[A block of data]
__________________________________________________

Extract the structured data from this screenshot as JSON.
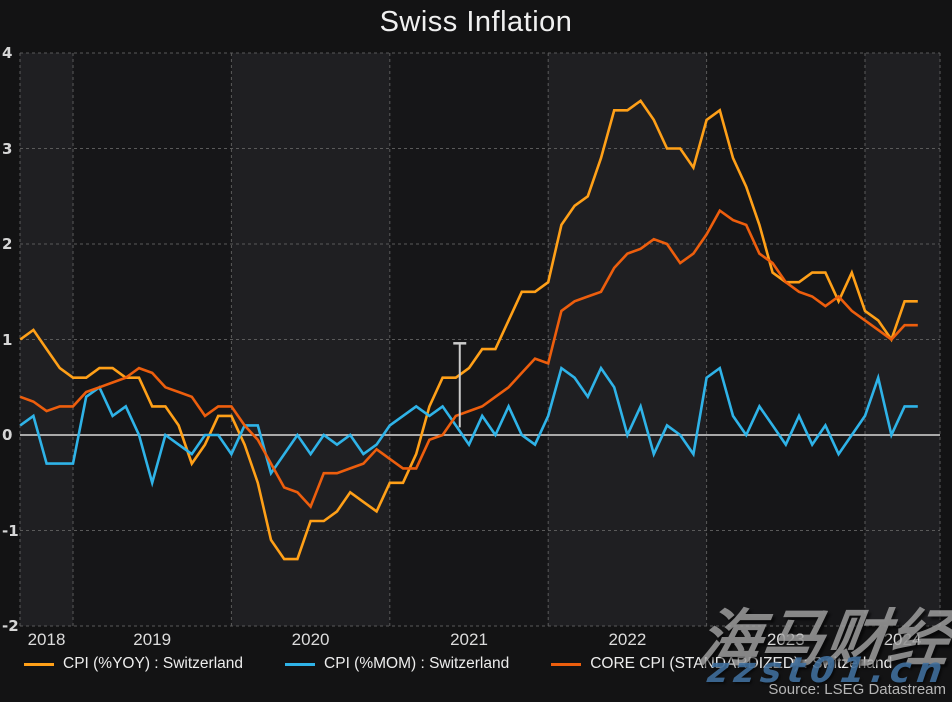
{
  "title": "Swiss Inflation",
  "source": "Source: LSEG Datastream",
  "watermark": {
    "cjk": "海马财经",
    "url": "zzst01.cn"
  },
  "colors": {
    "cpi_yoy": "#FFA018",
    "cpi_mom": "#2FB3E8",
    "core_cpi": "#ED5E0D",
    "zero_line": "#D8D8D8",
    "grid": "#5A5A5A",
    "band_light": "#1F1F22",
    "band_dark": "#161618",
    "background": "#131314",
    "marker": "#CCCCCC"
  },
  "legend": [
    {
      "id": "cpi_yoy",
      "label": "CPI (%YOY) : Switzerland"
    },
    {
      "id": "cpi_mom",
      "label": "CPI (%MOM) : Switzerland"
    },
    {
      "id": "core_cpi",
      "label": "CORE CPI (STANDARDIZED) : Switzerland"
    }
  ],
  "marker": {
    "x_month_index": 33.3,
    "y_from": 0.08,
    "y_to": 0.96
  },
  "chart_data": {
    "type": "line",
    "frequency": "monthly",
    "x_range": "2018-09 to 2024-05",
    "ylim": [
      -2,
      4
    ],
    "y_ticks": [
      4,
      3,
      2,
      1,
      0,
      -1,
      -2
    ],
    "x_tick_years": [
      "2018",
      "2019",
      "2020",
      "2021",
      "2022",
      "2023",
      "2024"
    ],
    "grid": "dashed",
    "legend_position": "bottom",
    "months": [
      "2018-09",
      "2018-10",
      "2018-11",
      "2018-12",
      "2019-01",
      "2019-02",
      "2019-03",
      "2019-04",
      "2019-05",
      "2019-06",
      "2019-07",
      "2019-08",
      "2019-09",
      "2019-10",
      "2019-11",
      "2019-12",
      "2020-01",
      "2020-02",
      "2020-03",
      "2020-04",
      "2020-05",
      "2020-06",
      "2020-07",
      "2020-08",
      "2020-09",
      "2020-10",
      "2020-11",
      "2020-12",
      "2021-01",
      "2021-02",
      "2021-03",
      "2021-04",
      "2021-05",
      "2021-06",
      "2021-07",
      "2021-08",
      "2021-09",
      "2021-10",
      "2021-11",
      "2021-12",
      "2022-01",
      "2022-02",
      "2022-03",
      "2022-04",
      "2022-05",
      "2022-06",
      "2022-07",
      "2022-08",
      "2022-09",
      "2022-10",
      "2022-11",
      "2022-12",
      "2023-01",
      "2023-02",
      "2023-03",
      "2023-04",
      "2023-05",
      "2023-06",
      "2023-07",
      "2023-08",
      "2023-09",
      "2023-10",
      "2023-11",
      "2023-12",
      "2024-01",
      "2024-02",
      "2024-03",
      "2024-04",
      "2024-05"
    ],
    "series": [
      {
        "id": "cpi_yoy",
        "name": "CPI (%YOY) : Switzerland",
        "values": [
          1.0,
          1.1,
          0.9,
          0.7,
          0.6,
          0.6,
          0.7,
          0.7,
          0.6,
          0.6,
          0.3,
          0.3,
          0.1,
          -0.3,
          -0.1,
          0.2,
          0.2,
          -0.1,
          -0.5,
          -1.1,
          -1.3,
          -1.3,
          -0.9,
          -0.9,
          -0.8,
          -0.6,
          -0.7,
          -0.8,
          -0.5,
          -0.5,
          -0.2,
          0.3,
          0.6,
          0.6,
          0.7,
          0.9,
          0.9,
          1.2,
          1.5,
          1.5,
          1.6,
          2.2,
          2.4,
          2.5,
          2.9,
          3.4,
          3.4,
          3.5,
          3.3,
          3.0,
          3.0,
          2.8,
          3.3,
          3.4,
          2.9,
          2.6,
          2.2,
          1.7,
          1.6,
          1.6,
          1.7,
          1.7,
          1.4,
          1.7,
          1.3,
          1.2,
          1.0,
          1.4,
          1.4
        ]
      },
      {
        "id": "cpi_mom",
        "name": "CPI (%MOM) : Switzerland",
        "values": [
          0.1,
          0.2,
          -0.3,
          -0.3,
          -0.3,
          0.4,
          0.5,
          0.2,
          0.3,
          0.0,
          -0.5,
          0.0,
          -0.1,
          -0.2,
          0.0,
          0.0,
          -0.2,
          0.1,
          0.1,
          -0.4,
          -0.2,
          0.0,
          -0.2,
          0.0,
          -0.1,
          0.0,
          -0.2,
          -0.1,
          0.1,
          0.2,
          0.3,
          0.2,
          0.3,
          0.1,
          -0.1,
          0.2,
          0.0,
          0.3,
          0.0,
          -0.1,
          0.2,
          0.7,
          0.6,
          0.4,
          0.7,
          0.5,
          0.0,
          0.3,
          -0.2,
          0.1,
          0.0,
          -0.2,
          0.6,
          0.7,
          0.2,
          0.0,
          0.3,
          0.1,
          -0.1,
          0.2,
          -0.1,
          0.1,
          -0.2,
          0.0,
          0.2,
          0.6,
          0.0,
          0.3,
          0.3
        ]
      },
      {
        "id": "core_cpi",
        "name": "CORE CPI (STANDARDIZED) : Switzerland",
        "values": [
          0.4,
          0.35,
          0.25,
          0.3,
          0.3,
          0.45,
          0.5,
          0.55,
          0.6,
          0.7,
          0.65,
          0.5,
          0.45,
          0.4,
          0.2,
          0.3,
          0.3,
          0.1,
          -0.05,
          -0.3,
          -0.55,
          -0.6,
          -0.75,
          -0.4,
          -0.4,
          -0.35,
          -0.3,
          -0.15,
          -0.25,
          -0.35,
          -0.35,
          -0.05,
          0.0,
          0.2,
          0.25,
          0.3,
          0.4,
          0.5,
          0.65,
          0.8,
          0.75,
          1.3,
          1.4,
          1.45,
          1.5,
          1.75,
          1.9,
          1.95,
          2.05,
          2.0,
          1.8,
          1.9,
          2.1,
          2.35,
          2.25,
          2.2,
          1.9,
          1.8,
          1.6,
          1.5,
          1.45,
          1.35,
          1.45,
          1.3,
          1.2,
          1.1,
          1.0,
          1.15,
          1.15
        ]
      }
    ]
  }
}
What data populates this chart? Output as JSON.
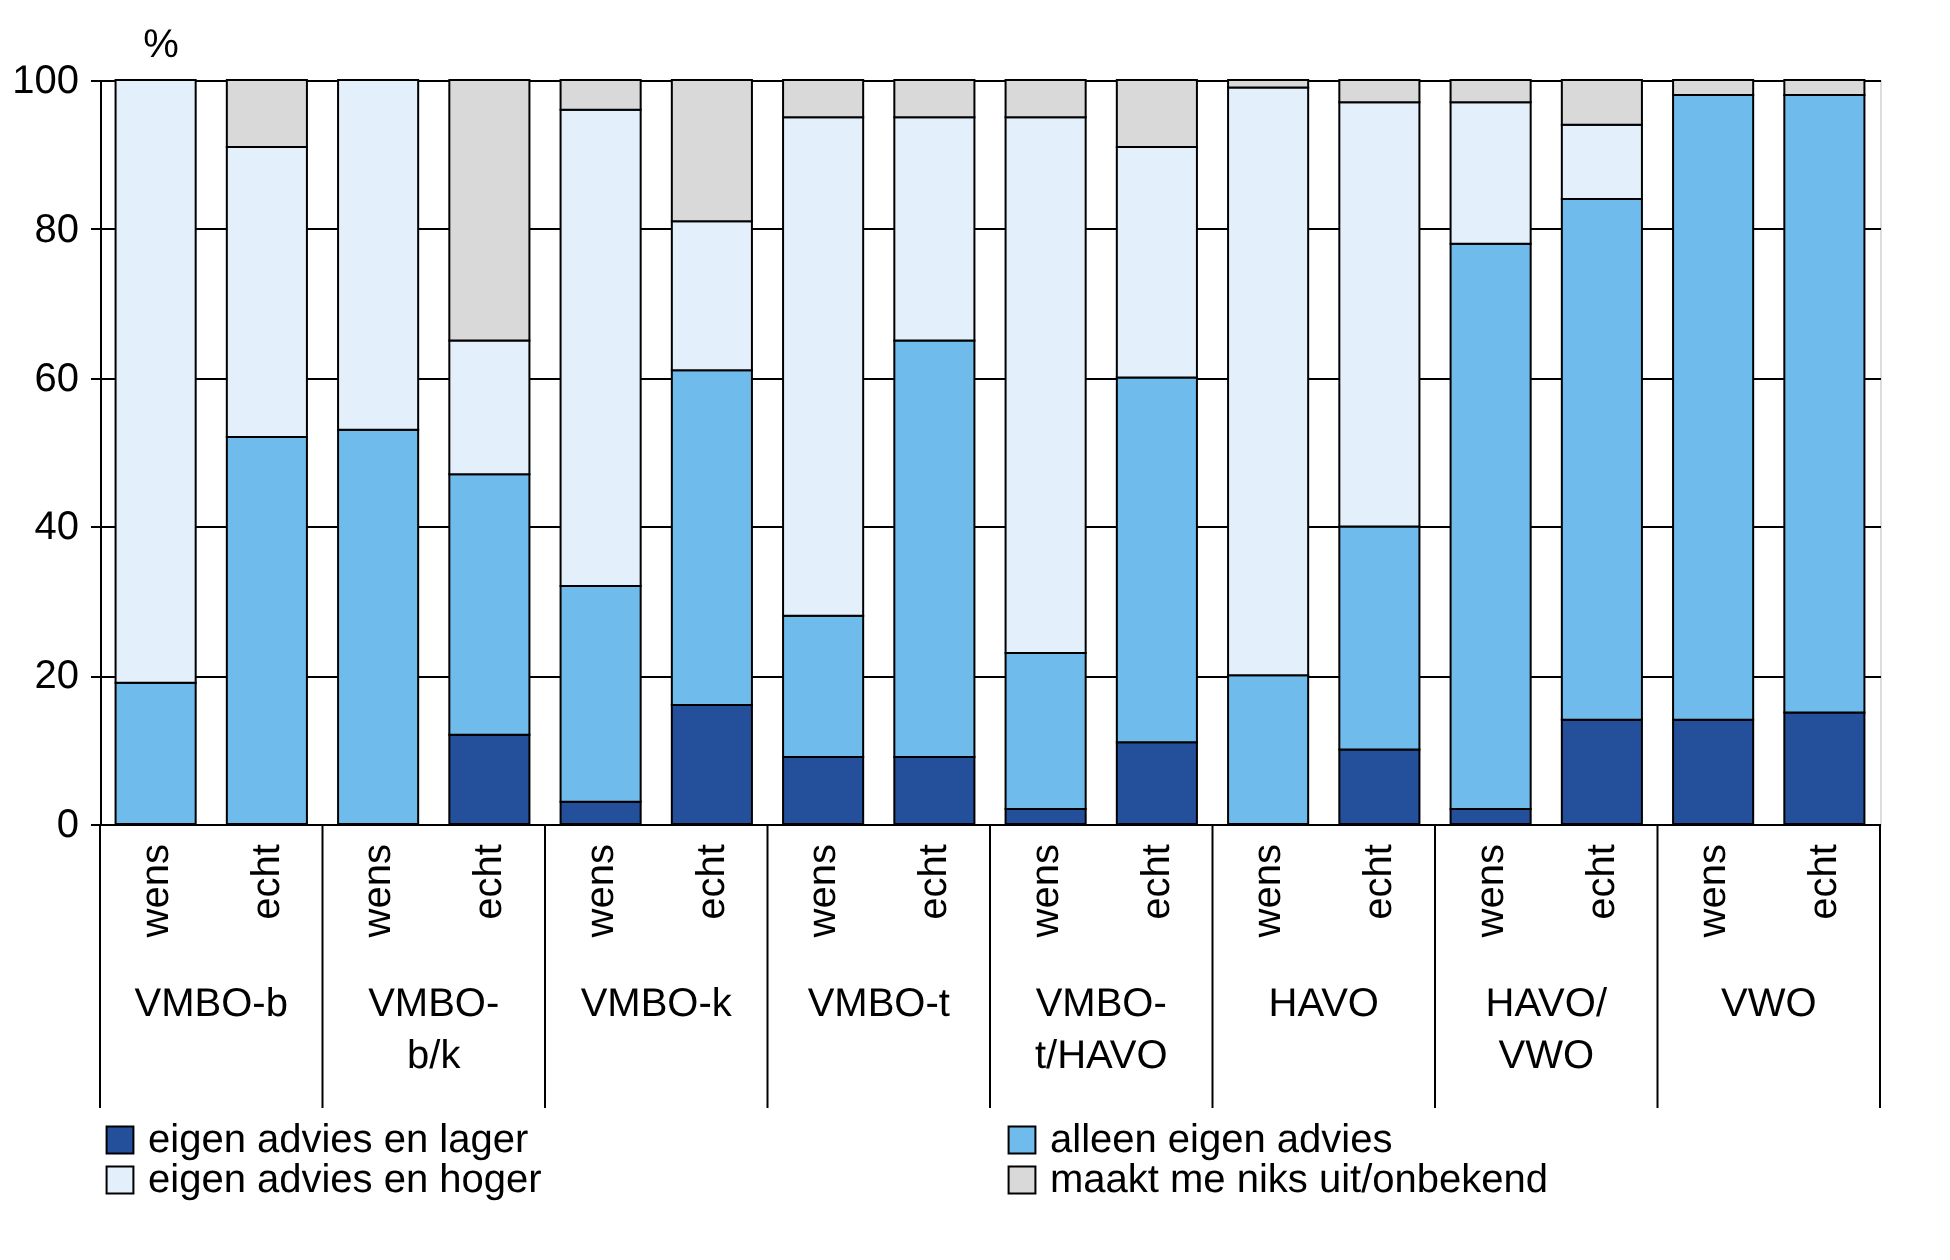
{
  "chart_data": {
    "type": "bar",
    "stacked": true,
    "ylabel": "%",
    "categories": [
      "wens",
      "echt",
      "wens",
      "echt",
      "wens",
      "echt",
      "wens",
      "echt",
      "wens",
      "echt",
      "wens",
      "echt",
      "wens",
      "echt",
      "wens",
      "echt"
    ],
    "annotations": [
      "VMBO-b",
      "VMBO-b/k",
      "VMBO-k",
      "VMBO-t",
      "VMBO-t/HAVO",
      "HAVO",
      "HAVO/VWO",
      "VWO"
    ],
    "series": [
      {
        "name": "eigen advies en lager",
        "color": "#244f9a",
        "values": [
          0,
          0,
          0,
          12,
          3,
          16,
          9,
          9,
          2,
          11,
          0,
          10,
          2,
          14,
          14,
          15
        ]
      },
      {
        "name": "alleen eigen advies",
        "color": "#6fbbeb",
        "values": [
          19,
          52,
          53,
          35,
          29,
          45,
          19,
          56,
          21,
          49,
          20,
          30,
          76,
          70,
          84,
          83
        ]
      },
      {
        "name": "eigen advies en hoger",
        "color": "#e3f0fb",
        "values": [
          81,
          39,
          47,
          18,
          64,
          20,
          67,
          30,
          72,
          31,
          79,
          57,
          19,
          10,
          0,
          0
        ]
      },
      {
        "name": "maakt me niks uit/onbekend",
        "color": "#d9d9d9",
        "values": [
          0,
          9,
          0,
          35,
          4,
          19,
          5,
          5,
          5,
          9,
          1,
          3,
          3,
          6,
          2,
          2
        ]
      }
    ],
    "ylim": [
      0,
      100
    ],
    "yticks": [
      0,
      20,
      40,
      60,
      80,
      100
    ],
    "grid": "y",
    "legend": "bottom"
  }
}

__________________________________________________

- _WHAT TO DO_
All lines above with "advies" in them should be returned.

- _RESPONSE BELOW_
        "name": "eigen advies en lager",
        "name": "alleen eigen advies",
        "name": "eigen advies en hoger",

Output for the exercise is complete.